Exercise instructions> Both the line containing "Parse this screenshot: output" and the line containing "Serialize everything readable" belong in the answer, along with every line between them; print exactly those.

Dataset extract>
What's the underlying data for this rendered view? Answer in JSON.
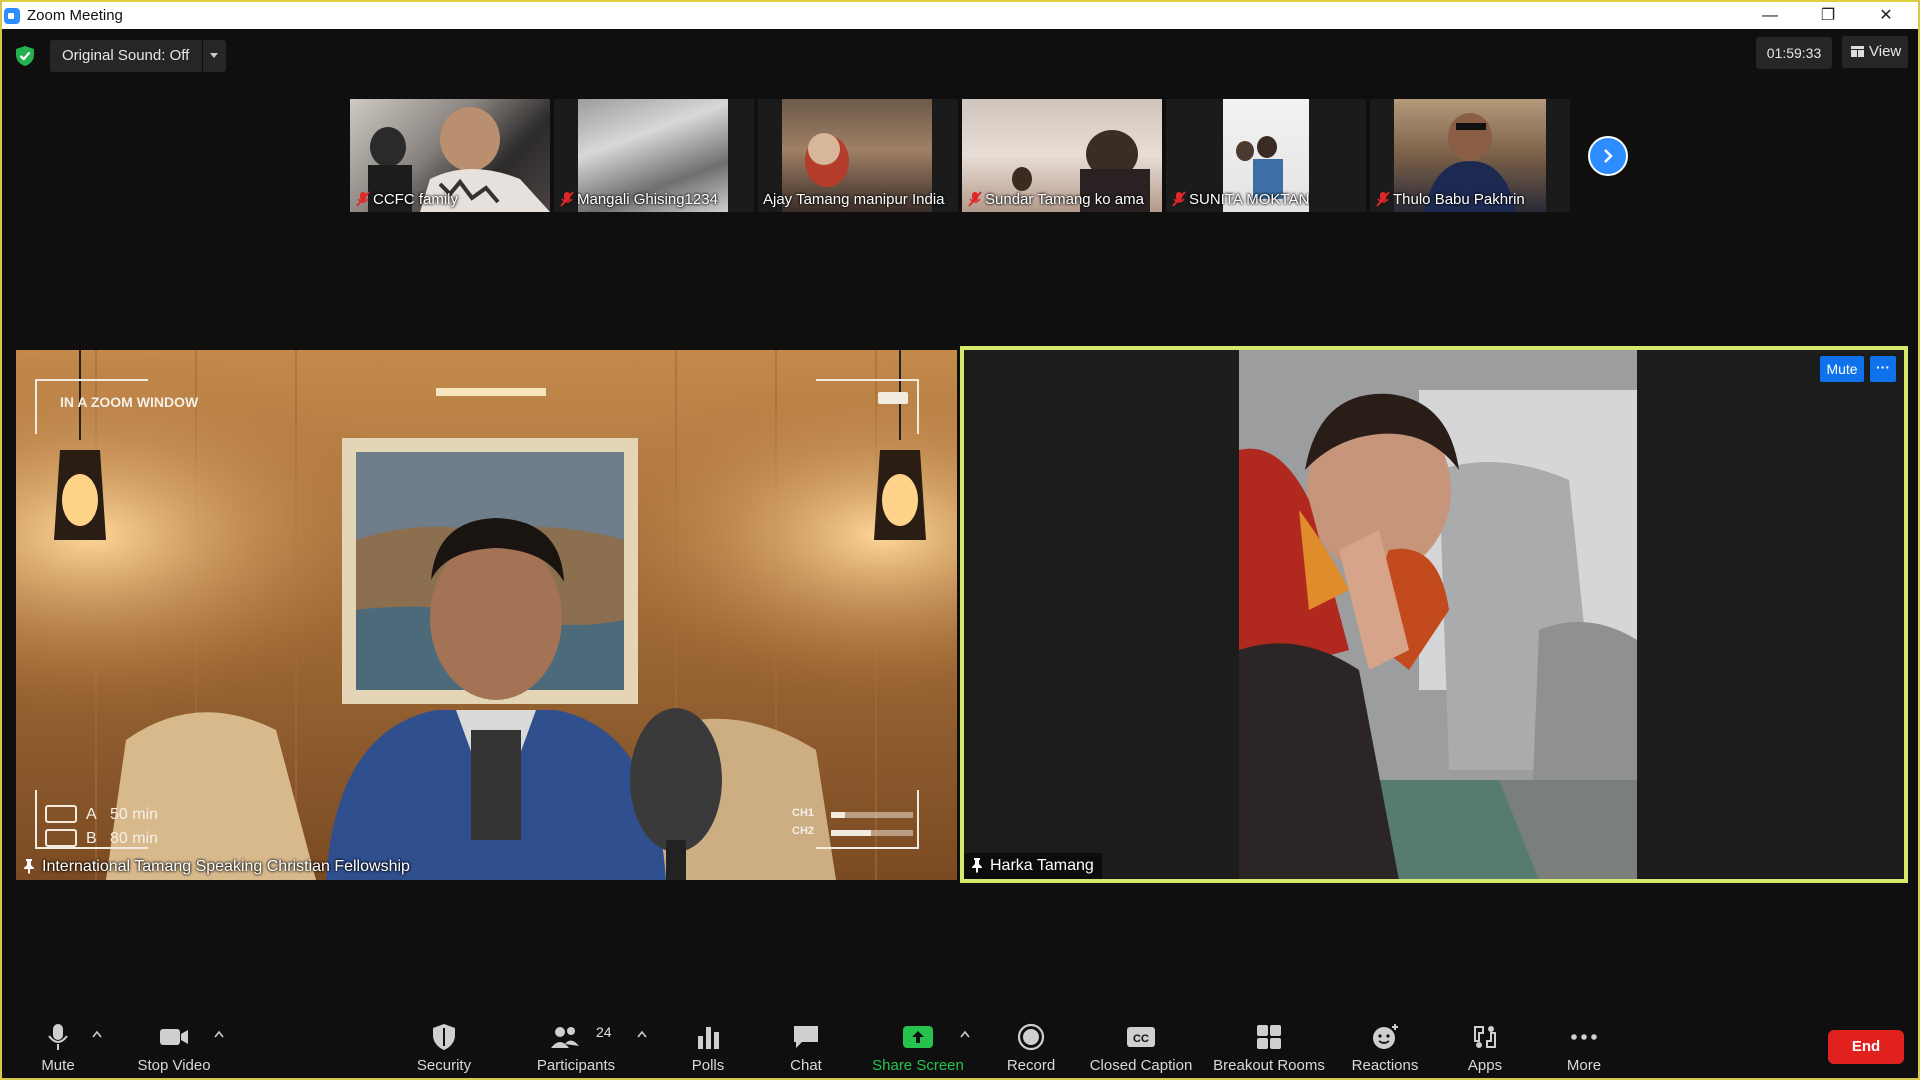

==

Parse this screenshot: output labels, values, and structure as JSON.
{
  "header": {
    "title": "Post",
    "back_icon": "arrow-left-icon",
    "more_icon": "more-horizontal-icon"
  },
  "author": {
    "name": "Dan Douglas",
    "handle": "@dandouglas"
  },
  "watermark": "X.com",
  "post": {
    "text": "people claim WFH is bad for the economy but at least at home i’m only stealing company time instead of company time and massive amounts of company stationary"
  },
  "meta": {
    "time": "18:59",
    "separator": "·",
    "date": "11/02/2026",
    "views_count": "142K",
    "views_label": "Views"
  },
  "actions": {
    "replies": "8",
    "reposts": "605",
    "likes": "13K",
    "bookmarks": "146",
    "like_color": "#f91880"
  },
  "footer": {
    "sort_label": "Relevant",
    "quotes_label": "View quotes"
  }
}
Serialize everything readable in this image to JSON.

The answer>
Parse this screenshot: output labels, values, and structure as JSON.
{
  "header": {
    "title": "Post",
    "back_icon": "arrow-left-icon",
    "more_icon": "more-horizontal-icon"
  },
  "author": {
    "name": "Dan Douglas",
    "handle": "@dandouglas"
  },
  "watermark": "X.com",
  "post": {
    "text": "people claim WFH is bad for the economy but at least at home i’m only stealing company time instead of company time and massive amounts of company stationary"
  },
  "meta": {
    "time": "18:59",
    "separator": "·",
    "date": "11/02/2026",
    "views_count": "142K",
    "views_label": "Views"
  },
  "actions": {
    "replies": "8",
    "reposts": "605",
    "likes": "13K",
    "bookmarks": "146",
    "like_color": "#f91880"
  },
  "footer": {
    "sort_label": "Relevant",
    "quotes_label": "View quotes"
  }
}
Serialize everything readable in this image to JSON.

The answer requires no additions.